RECORDS FOR THE EXERCISE »

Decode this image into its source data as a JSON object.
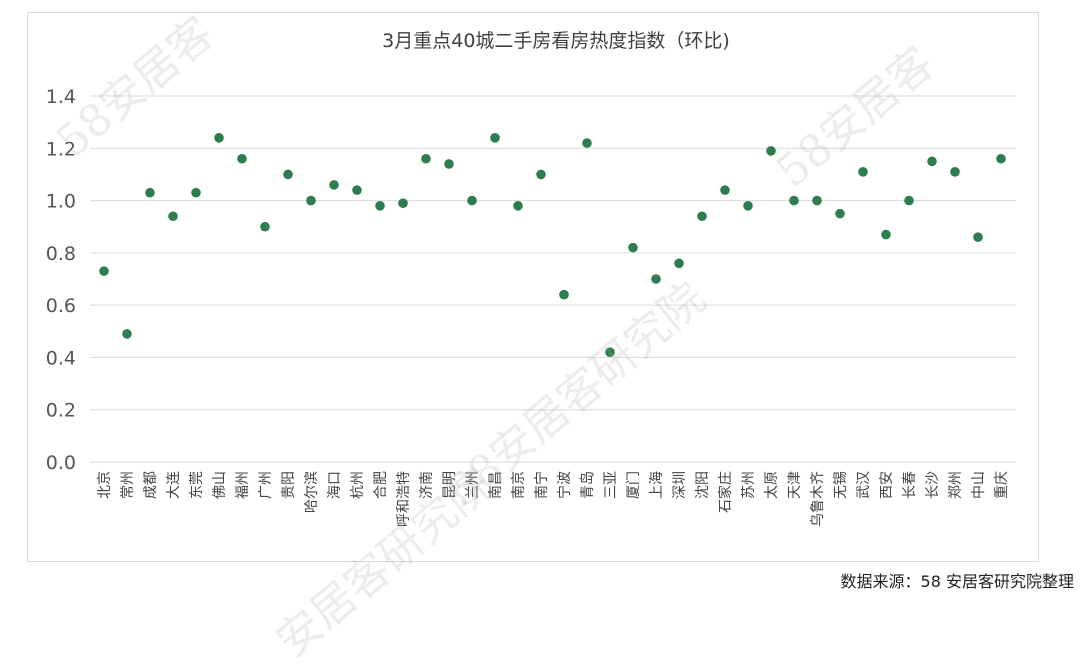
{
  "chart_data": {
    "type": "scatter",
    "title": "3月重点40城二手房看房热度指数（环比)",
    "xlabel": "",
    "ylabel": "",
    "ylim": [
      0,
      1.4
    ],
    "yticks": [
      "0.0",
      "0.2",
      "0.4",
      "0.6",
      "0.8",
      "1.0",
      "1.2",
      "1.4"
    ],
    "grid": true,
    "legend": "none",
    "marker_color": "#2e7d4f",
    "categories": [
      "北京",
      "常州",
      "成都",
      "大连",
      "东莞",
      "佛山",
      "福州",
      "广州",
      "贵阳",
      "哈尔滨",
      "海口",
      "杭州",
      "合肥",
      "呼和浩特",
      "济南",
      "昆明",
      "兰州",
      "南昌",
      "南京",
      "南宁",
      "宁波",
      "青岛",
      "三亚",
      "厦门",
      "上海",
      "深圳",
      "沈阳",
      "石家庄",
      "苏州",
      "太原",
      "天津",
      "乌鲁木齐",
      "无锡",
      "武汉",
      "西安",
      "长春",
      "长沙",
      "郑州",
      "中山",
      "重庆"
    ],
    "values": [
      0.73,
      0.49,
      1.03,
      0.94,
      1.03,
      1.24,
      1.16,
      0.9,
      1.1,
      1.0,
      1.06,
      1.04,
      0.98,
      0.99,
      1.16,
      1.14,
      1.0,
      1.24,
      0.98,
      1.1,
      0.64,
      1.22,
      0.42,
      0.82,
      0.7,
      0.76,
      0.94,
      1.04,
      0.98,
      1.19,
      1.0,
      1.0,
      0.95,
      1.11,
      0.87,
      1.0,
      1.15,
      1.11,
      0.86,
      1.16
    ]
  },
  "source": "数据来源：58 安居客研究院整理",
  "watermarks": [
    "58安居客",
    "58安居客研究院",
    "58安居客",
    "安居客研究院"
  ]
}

THE EXERCISE »
Print every entry above again without changing a word, and omit the pictures.

ANSWER TO THE PROBLEM »
Decode this image into its source data as a JSON object.
{
  "chart_data": {
    "type": "scatter",
    "title": "3月重点40城二手房看房热度指数（环比)",
    "xlabel": "",
    "ylabel": "",
    "ylim": [
      0,
      1.4
    ],
    "yticks": [
      "0.0",
      "0.2",
      "0.4",
      "0.6",
      "0.8",
      "1.0",
      "1.2",
      "1.4"
    ],
    "grid": true,
    "legend": "none",
    "marker_color": "#2e7d4f",
    "categories": [
      "北京",
      "常州",
      "成都",
      "大连",
      "东莞",
      "佛山",
      "福州",
      "广州",
      "贵阳",
      "哈尔滨",
      "海口",
      "杭州",
      "合肥",
      "呼和浩特",
      "济南",
      "昆明",
      "兰州",
      "南昌",
      "南京",
      "南宁",
      "宁波",
      "青岛",
      "三亚",
      "厦门",
      "上海",
      "深圳",
      "沈阳",
      "石家庄",
      "苏州",
      "太原",
      "天津",
      "乌鲁木齐",
      "无锡",
      "武汉",
      "西安",
      "长春",
      "长沙",
      "郑州",
      "中山",
      "重庆"
    ],
    "values": [
      0.73,
      0.49,
      1.03,
      0.94,
      1.03,
      1.24,
      1.16,
      0.9,
      1.1,
      1.0,
      1.06,
      1.04,
      0.98,
      0.99,
      1.16,
      1.14,
      1.0,
      1.24,
      0.98,
      1.1,
      0.64,
      1.22,
      0.42,
      0.82,
      0.7,
      0.76,
      0.94,
      1.04,
      0.98,
      1.19,
      1.0,
      1.0,
      0.95,
      1.11,
      0.87,
      1.0,
      1.15,
      1.11,
      0.86,
      1.16
    ]
  },
  "source": "数据来源：58 安居客研究院整理",
  "watermarks": [
    "58安居客",
    "58安居客研究院",
    "58安居客",
    "安居客研究院"
  ]
}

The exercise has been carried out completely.